Data to process
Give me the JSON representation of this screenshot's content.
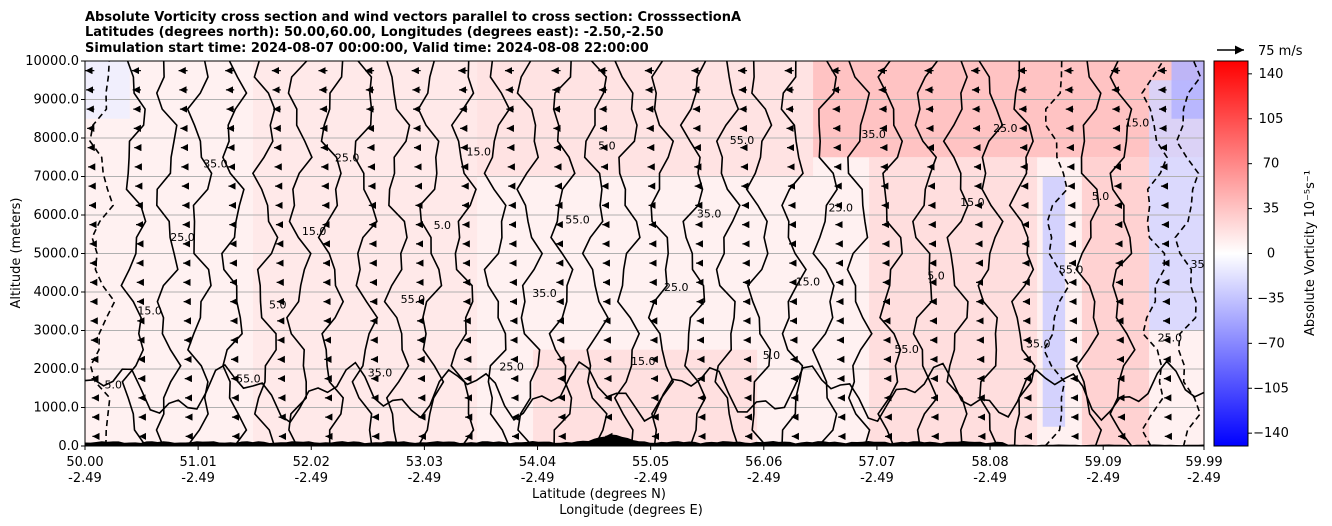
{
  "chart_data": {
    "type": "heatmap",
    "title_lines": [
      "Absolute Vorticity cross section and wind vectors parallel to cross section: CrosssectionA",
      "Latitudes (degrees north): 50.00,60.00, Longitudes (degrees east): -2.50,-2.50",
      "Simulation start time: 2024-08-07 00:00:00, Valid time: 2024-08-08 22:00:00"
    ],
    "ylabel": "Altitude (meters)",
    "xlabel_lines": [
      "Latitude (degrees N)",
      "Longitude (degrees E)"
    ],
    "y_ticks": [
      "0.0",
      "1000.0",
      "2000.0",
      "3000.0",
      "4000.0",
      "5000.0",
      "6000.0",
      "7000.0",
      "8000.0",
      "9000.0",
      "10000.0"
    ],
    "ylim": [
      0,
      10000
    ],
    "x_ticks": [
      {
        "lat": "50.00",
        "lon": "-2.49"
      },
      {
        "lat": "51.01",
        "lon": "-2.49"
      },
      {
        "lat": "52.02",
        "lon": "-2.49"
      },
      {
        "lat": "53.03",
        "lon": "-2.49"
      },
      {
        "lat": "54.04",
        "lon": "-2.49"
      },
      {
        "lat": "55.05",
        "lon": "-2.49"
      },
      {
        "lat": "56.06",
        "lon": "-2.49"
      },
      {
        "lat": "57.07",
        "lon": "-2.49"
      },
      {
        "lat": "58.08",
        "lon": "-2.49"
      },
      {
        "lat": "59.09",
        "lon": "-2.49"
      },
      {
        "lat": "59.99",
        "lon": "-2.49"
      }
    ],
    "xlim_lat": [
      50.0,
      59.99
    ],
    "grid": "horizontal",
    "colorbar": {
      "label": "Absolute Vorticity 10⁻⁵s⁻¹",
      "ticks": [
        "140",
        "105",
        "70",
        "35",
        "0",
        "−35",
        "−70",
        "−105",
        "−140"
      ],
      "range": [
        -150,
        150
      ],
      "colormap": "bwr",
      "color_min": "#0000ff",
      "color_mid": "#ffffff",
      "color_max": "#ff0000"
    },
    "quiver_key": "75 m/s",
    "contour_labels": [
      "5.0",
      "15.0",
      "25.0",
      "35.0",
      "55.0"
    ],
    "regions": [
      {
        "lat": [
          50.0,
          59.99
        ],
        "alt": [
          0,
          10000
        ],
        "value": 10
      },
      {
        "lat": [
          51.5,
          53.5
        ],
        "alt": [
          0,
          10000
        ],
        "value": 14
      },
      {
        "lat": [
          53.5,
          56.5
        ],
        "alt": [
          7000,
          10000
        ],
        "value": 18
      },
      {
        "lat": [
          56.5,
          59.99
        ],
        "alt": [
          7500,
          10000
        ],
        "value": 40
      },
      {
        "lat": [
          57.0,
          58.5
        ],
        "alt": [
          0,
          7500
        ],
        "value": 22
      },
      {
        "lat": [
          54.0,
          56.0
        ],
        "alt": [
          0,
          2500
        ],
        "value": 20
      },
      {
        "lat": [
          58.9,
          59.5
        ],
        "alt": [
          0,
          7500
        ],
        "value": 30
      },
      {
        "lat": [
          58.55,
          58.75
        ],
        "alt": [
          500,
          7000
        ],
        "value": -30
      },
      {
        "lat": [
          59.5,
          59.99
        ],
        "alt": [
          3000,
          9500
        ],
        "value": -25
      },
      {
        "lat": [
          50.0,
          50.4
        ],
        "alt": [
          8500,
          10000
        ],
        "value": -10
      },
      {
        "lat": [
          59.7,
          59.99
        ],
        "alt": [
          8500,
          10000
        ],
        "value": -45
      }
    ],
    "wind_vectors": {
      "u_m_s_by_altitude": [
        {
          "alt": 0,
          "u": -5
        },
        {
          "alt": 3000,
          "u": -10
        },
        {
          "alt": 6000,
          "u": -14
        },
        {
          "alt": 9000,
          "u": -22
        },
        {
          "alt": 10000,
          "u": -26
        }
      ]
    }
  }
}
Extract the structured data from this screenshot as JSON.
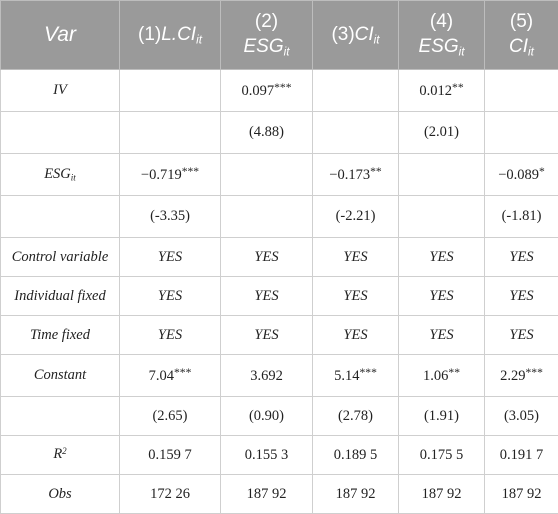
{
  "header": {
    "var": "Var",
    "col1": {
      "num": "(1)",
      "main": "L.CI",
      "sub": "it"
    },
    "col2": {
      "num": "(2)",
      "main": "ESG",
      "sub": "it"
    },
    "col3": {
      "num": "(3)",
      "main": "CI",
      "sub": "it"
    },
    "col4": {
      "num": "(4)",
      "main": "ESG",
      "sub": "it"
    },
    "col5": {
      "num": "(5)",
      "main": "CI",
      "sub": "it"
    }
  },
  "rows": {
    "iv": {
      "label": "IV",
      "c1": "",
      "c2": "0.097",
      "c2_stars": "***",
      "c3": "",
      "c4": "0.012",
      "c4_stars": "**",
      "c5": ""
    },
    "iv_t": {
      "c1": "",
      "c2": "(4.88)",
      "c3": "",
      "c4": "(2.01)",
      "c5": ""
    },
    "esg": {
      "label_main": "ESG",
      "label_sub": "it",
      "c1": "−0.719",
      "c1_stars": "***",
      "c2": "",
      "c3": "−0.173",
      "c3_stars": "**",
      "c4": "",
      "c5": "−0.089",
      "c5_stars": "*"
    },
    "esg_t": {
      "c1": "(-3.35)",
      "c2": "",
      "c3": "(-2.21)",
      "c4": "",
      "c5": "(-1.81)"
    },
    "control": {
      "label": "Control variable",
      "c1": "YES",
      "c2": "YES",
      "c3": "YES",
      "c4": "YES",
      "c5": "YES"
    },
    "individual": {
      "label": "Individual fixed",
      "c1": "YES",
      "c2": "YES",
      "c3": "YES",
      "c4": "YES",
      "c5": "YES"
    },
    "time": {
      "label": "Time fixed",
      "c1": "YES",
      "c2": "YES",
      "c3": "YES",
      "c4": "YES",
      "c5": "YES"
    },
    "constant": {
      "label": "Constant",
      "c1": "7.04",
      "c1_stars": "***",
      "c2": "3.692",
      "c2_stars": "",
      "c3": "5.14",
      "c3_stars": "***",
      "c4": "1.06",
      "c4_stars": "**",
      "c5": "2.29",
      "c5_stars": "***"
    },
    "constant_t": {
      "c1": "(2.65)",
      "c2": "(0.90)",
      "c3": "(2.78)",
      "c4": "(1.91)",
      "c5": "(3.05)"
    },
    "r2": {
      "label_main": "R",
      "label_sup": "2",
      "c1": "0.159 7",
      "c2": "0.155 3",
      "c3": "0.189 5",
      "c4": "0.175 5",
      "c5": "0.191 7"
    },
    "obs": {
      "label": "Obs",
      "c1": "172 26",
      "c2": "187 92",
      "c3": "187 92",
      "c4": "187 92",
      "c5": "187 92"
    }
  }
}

Problem to solve
Restate the full listing verbatim and drop every picture.

Solution for this task
Give me the JSON representation of this screenshot's content.
{
  "chart_data": {
    "type": "heatmap",
    "title_lines": [
      "Absolute Vorticity cross section and wind vectors parallel to cross section: CrosssectionA",
      "Latitudes (degrees north): 50.00,60.00, Longitudes (degrees east): -2.50,-2.50",
      "Simulation start time: 2024-08-07 00:00:00, Valid time: 2024-08-08 22:00:00"
    ],
    "ylabel": "Altitude (meters)",
    "xlabel_lines": [
      "Latitude (degrees N)",
      "Longitude (degrees E)"
    ],
    "y_ticks": [
      "0.0",
      "1000.0",
      "2000.0",
      "3000.0",
      "4000.0",
      "5000.0",
      "6000.0",
      "7000.0",
      "8000.0",
      "9000.0",
      "10000.0"
    ],
    "ylim": [
      0,
      10000
    ],
    "x_ticks": [
      {
        "lat": "50.00",
        "lon": "-2.49"
      },
      {
        "lat": "51.01",
        "lon": "-2.49"
      },
      {
        "lat": "52.02",
        "lon": "-2.49"
      },
      {
        "lat": "53.03",
        "lon": "-2.49"
      },
      {
        "lat": "54.04",
        "lon": "-2.49"
      },
      {
        "lat": "55.05",
        "lon": "-2.49"
      },
      {
        "lat": "56.06",
        "lon": "-2.49"
      },
      {
        "lat": "57.07",
        "lon": "-2.49"
      },
      {
        "lat": "58.08",
        "lon": "-2.49"
      },
      {
        "lat": "59.09",
        "lon": "-2.49"
      },
      {
        "lat": "59.99",
        "lon": "-2.49"
      }
    ],
    "xlim_lat": [
      50.0,
      59.99
    ],
    "grid": "horizontal",
    "colorbar": {
      "label": "Absolute Vorticity 10⁻⁵s⁻¹",
      "ticks": [
        "140",
        "105",
        "70",
        "35",
        "0",
        "−35",
        "−70",
        "−105",
        "−140"
      ],
      "range": [
        -150,
        150
      ],
      "colormap": "bwr",
      "color_min": "#0000ff",
      "color_mid": "#ffffff",
      "color_max": "#ff0000"
    },
    "quiver_key": "75 m/s",
    "contour_labels": [
      "5.0",
      "15.0",
      "25.0",
      "35.0",
      "55.0"
    ],
    "regions": [
      {
        "lat": [
          50.0,
          59.99
        ],
        "alt": [
          0,
          10000
        ],
        "value": 10
      },
      {
        "lat": [
          51.5,
          53.5
        ],
        "alt": [
          0,
          10000
        ],
        "value": 14
      },
      {
        "lat": [
          53.5,
          56.5
        ],
        "alt": [
          7000,
          10000
        ],
        "value": 18
      },
      {
        "lat": [
          56.5,
          59.99
        ],
        "alt": [
          7500,
          10000
        ],
        "value": 40
      },
      {
        "lat": [
          57.0,
          58.5
        ],
        "alt": [
          0,
          7500
        ],
        "value": 22
      },
      {
        "lat": [
          54.0,
          56.0
        ],
        "alt": [
          0,
          2500
        ],
        "value": 20
      },
      {
        "lat": [
          58.9,
          59.5
        ],
        "alt": [
          0,
          7500
        ],
        "value": 30
      },
      {
        "lat": [
          58.55,
          58.75
        ],
        "alt": [
          500,
          7000
        ],
        "value": -30
      },
      {
        "lat": [
          59.5,
          59.99
        ],
        "alt": [
          3000,
          9500
        ],
        "value": -25
      },
      {
        "lat": [
          50.0,
          50.4
        ],
        "alt": [
          8500,
          10000
        ],
        "value": -10
      },
      {
        "lat": [
          59.7,
          59.99
        ],
        "alt": [
          8500,
          10000
        ],
        "value": -45
      }
    ],
    "wind_vectors": {
      "u_m_s_by_altitude": [
        {
          "alt": 0,
          "u": -5
        },
        {
          "alt": 3000,
          "u": -10
        },
        {
          "alt": 6000,
          "u": -14
        },
        {
          "alt": 9000,
          "u": -22
        },
        {
          "alt": 10000,
          "u": -26
        }
      ]
    }
  }
}
Extract the structured data from this screenshot as JSON.
{
  "header": {
    "var": "Var",
    "col1": {
      "num": "(1)",
      "main": "L.CI",
      "sub": "it"
    },
    "col2": {
      "num": "(2)",
      "main": "ESG",
      "sub": "it"
    },
    "col3": {
      "num": "(3)",
      "main": "CI",
      "sub": "it"
    },
    "col4": {
      "num": "(4)",
      "main": "ESG",
      "sub": "it"
    },
    "col5": {
      "num": "(5)",
      "main": "CI",
      "sub": "it"
    }
  },
  "rows": {
    "iv": {
      "label": "IV",
      "c1": "",
      "c2": "0.097",
      "c2_stars": "***",
      "c3": "",
      "c4": "0.012",
      "c4_stars": "**",
      "c5": ""
    },
    "iv_t": {
      "c1": "",
      "c2": "(4.88)",
      "c3": "",
      "c4": "(2.01)",
      "c5": ""
    },
    "esg": {
      "label_main": "ESG",
      "label_sub": "it",
      "c1": "−0.719",
      "c1_stars": "***",
      "c2": "",
      "c3": "−0.173",
      "c3_stars": "**",
      "c4": "",
      "c5": "−0.089",
      "c5_stars": "*"
    },
    "esg_t": {
      "c1": "(-3.35)",
      "c2": "",
      "c3": "(-2.21)",
      "c4": "",
      "c5": "(-1.81)"
    },
    "control": {
      "label": "Control variable",
      "c1": "YES",
      "c2": "YES",
      "c3": "YES",
      "c4": "YES",
      "c5": "YES"
    },
    "individual": {
      "label": "Individual fixed",
      "c1": "YES",
      "c2": "YES",
      "c3": "YES",
      "c4": "YES",
      "c5": "YES"
    },
    "time": {
      "label": "Time fixed",
      "c1": "YES",
      "c2": "YES",
      "c3": "YES",
      "c4": "YES",
      "c5": "YES"
    },
    "constant": {
      "label": "Constant",
      "c1": "7.04",
      "c1_stars": "***",
      "c2": "3.692",
      "c2_stars": "",
      "c3": "5.14",
      "c3_stars": "***",
      "c4": "1.06",
      "c4_stars": "**",
      "c5": "2.29",
      "c5_stars": "***"
    },
    "constant_t": {
      "c1": "(2.65)",
      "c2": "(0.90)",
      "c3": "(2.78)",
      "c4": "(1.91)",
      "c5": "(3.05)"
    },
    "r2": {
      "label_main": "R",
      "label_sup": "2",
      "c1": "0.159 7",
      "c2": "0.155 3",
      "c3": "0.189 5",
      "c4": "0.175 5",
      "c5": "0.191 7"
    },
    "obs": {
      "label": "Obs",
      "c1": "172 26",
      "c2": "187 92",
      "c3": "187 92",
      "c4": "187 92",
      "c5": "187 92"
    }
  }
}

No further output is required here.